» OBJECTIVE
Retype the whole listing, please, keeping every line exact and dropping the pictures.

» DATA SECTION
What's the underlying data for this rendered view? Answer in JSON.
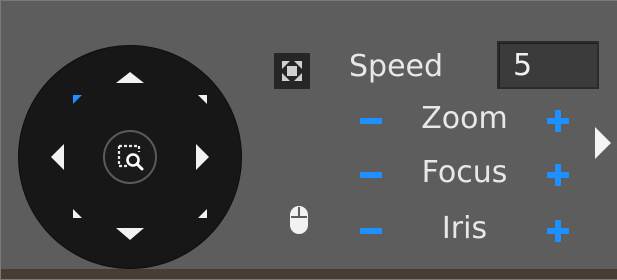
{
  "panel": {
    "accent_color": "#1e90ff",
    "background_color": "#5d5d5d"
  },
  "wheel": {
    "directions": [
      {
        "name": "up",
        "icon": "arrow-up-icon"
      },
      {
        "name": "up-right",
        "icon": "arrow-up-right-icon"
      },
      {
        "name": "right",
        "icon": "arrow-right-icon"
      },
      {
        "name": "down-right",
        "icon": "arrow-down-right-icon"
      },
      {
        "name": "down",
        "icon": "arrow-down-icon"
      },
      {
        "name": "down-left",
        "icon": "arrow-down-left-icon"
      },
      {
        "name": "left",
        "icon": "arrow-left-icon"
      },
      {
        "name": "up-left",
        "icon": "arrow-up-left-icon",
        "highlighted": true
      }
    ],
    "center_icon": "area-zoom-search-icon"
  },
  "fit_button": {
    "icon": "fit-screen-icon"
  },
  "speed": {
    "label": "Speed",
    "value": "5"
  },
  "controls": [
    {
      "label": "Zoom",
      "minus_icon": "minus-icon",
      "plus_icon": "plus-icon"
    },
    {
      "label": "Focus",
      "minus_icon": "minus-icon",
      "plus_icon": "plus-icon"
    },
    {
      "label": "Iris",
      "minus_icon": "minus-icon",
      "plus_icon": "plus-icon"
    }
  ],
  "expand_button": {
    "icon": "triangle-right-icon"
  },
  "mouse": {
    "icon": "mouse-icon"
  }
}
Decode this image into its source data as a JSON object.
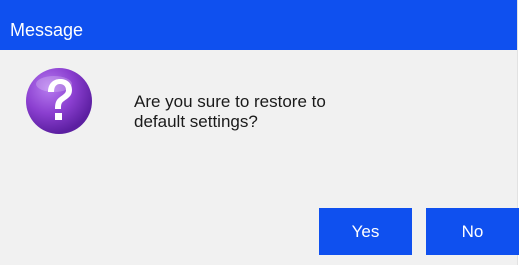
{
  "dialog": {
    "title": "Message",
    "icon": "question-icon",
    "message_line1": "Are you sure to restore to",
    "message_line2": "default settings?",
    "yes_label": "Yes",
    "no_label": "No"
  },
  "colors": {
    "titlebar": "#0f50ef",
    "button": "#0f50ef",
    "icon": "#8b3fd0",
    "dialog_background": "#f1f1f1"
  }
}
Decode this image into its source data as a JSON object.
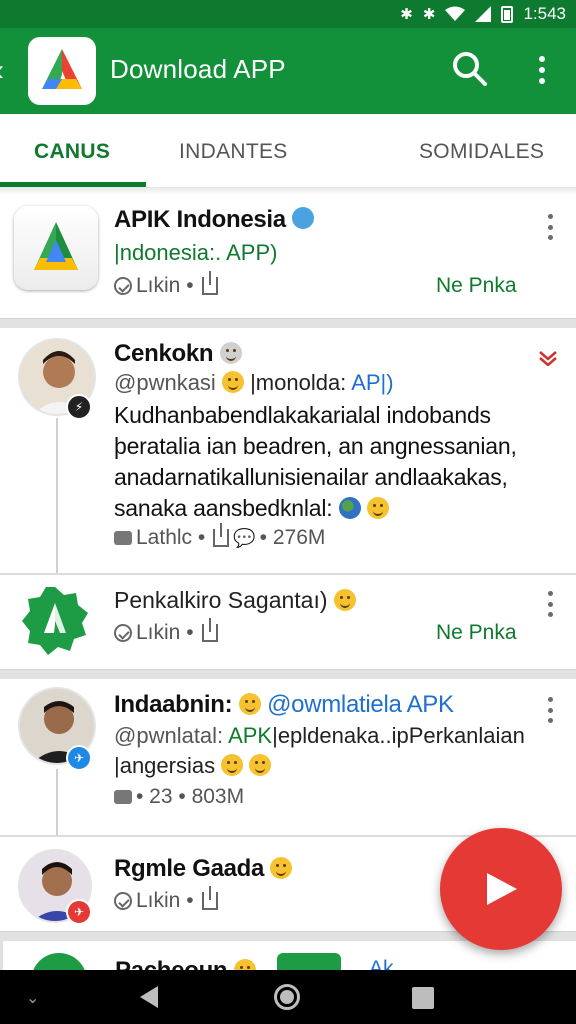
{
  "status_bar": {
    "time": "1:543",
    "icons": [
      "bluetooth-icon",
      "bluetooth-icon",
      "wifi-icon",
      "signal-icon",
      "battery-icon"
    ]
  },
  "app_bar": {
    "title": "Download APP",
    "icons": [
      "back-icon",
      "app-logo",
      "search-icon",
      "overflow-icon"
    ]
  },
  "tabs": [
    {
      "label": "CANUS",
      "active": true
    },
    {
      "label": "INDANTES",
      "active": false
    },
    {
      "label": "SOMIDALES",
      "active": false
    }
  ],
  "feed": [
    {
      "title": "APIK Indonesia",
      "subtitle": "|ndonesia:. APP)",
      "meta_label": "Lıkin •",
      "action_label": "Ne Pnka"
    },
    {
      "title": "Cenkokn",
      "handle": "@pwnkasi",
      "handle_tail": "|monolda:",
      "handle_link": "AP|)",
      "body": "Kudhanbabendlakakarialal indobands þeratalia ian beadren, an angnessanian, anadarnatikallunisienailar andlaakakas, sanaka aansbedknlal:",
      "meta_label": "Lathlc •",
      "meta_count": "• 276M"
    },
    {
      "title": "Penkalkiro Sagantaı)",
      "meta_label": "Lıkin •",
      "action_label": "Ne Pnka"
    },
    {
      "title": "Indaabnin:",
      "title_link": "@owmla",
      "title_tail": "tiela APK",
      "handle": "@pwnlatal:",
      "handle_link": "APK",
      "handle_tail": "|epldenaka..ipPerkanlaian",
      "body": "|angersias",
      "meta_count": "• 23 • 803M"
    },
    {
      "title": "Rgmle Gaada",
      "meta_label": "Lıkin •"
    },
    {
      "title": "Pacheoun",
      "tail": "Ak"
    }
  ],
  "fab": {
    "icon": "play-icon"
  },
  "nav_bar": {
    "icons": [
      "hide-keyboard-icon",
      "back-icon",
      "home-icon",
      "recents-icon"
    ]
  },
  "colors": {
    "primary": "#13913a",
    "status_bar": "#0e7a2f",
    "accent_red": "#e53935",
    "tab_active": "#0f7a2d",
    "link_blue": "#1e6fd0"
  }
}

» OUTPUT FOR THIS EXERCISE
What's the underlying data for this rendered view? Answer in JSON.
{
  "panel": {
    "accent_color": "#1e90ff",
    "background_color": "#5d5d5d"
  },
  "wheel": {
    "directions": [
      {
        "name": "up",
        "icon": "arrow-up-icon"
      },
      {
        "name": "up-right",
        "icon": "arrow-up-right-icon"
      },
      {
        "name": "right",
        "icon": "arrow-right-icon"
      },
      {
        "name": "down-right",
        "icon": "arrow-down-right-icon"
      },
      {
        "name": "down",
        "icon": "arrow-down-icon"
      },
      {
        "name": "down-left",
        "icon": "arrow-down-left-icon"
      },
      {
        "name": "left",
        "icon": "arrow-left-icon"
      },
      {
        "name": "up-left",
        "icon": "arrow-up-left-icon",
        "highlighted": true
      }
    ],
    "center_icon": "area-zoom-search-icon"
  },
  "fit_button": {
    "icon": "fit-screen-icon"
  },
  "speed": {
    "label": "Speed",
    "value": "5"
  },
  "controls": [
    {
      "label": "Zoom",
      "minus_icon": "minus-icon",
      "plus_icon": "plus-icon"
    },
    {
      "label": "Focus",
      "minus_icon": "minus-icon",
      "plus_icon": "plus-icon"
    },
    {
      "label": "Iris",
      "minus_icon": "minus-icon",
      "plus_icon": "plus-icon"
    }
  ],
  "expand_button": {
    "icon": "triangle-right-icon"
  },
  "mouse": {
    "icon": "mouse-icon"
  }
}
Decode this image into its source data as a JSON object.
{
  "dialog": {
    "title": "Message",
    "icon": "question-icon",
    "message_line1": "Are you sure to restore to",
    "message_line2": "default settings?",
    "yes_label": "Yes",
    "no_label": "No"
  },
  "colors": {
    "titlebar": "#0f50ef",
    "button": "#0f50ef",
    "icon": "#8b3fd0",
    "dialog_background": "#f1f1f1"
  }
}
Decode this image into its source data as a JSON object.
{
  "status_bar": {
    "time": "1:543",
    "icons": [
      "bluetooth-icon",
      "bluetooth-icon",
      "wifi-icon",
      "signal-icon",
      "battery-icon"
    ]
  },
  "app_bar": {
    "title": "Download APP",
    "icons": [
      "back-icon",
      "app-logo",
      "search-icon",
      "overflow-icon"
    ]
  },
  "tabs": [
    {
      "label": "CANUS",
      "active": true
    },
    {
      "label": "INDANTES",
      "active": false
    },
    {
      "label": "SOMIDALES",
      "active": false
    }
  ],
  "feed": [
    {
      "title": "APIK Indonesia",
      "subtitle": "|ndonesia:. APP)",
      "meta_label": "Lıkin •",
      "action_label": "Ne Pnka"
    },
    {
      "title": "Cenkokn",
      "handle": "@pwnkasi",
      "handle_tail": "|monolda:",
      "handle_link": "AP|)",
      "body": "Kudhanbabendlakakarialal indobands þeratalia ian beadren, an angnessanian, anadarnatikallunisienailar andlaakakas, sanaka aansbedknlal:",
      "meta_label": "Lathlc •",
      "meta_count": "• 276M"
    },
    {
      "title": "Penkalkiro Sagantaı)",
      "meta_label": "Lıkin •",
      "action_label": "Ne Pnka"
    },
    {
      "title": "Indaabnin:",
      "title_link": "@owmla",
      "title_tail": "tiela APK",
      "handle": "@pwnlatal:",
      "handle_link": "APK",
      "handle_tail": "|epldenaka..ipPerkanlaian",
      "body": "|angersias",
      "meta_count": "• 23 • 803M"
    },
    {
      "title": "Rgmle Gaada",
      "meta_label": "Lıkin •"
    },
    {
      "title": "Pacheoun",
      "tail": "Ak"
    }
  ],
  "fab": {
    "icon": "play-icon"
  },
  "nav_bar": {
    "icons": [
      "hide-keyboard-icon",
      "back-icon",
      "home-icon",
      "recents-icon"
    ]
  },
  "colors": {
    "primary": "#13913a",
    "status_bar": "#0e7a2f",
    "accent_red": "#e53935",
    "tab_active": "#0f7a2d",
    "link_blue": "#1e6fd0"
  }
}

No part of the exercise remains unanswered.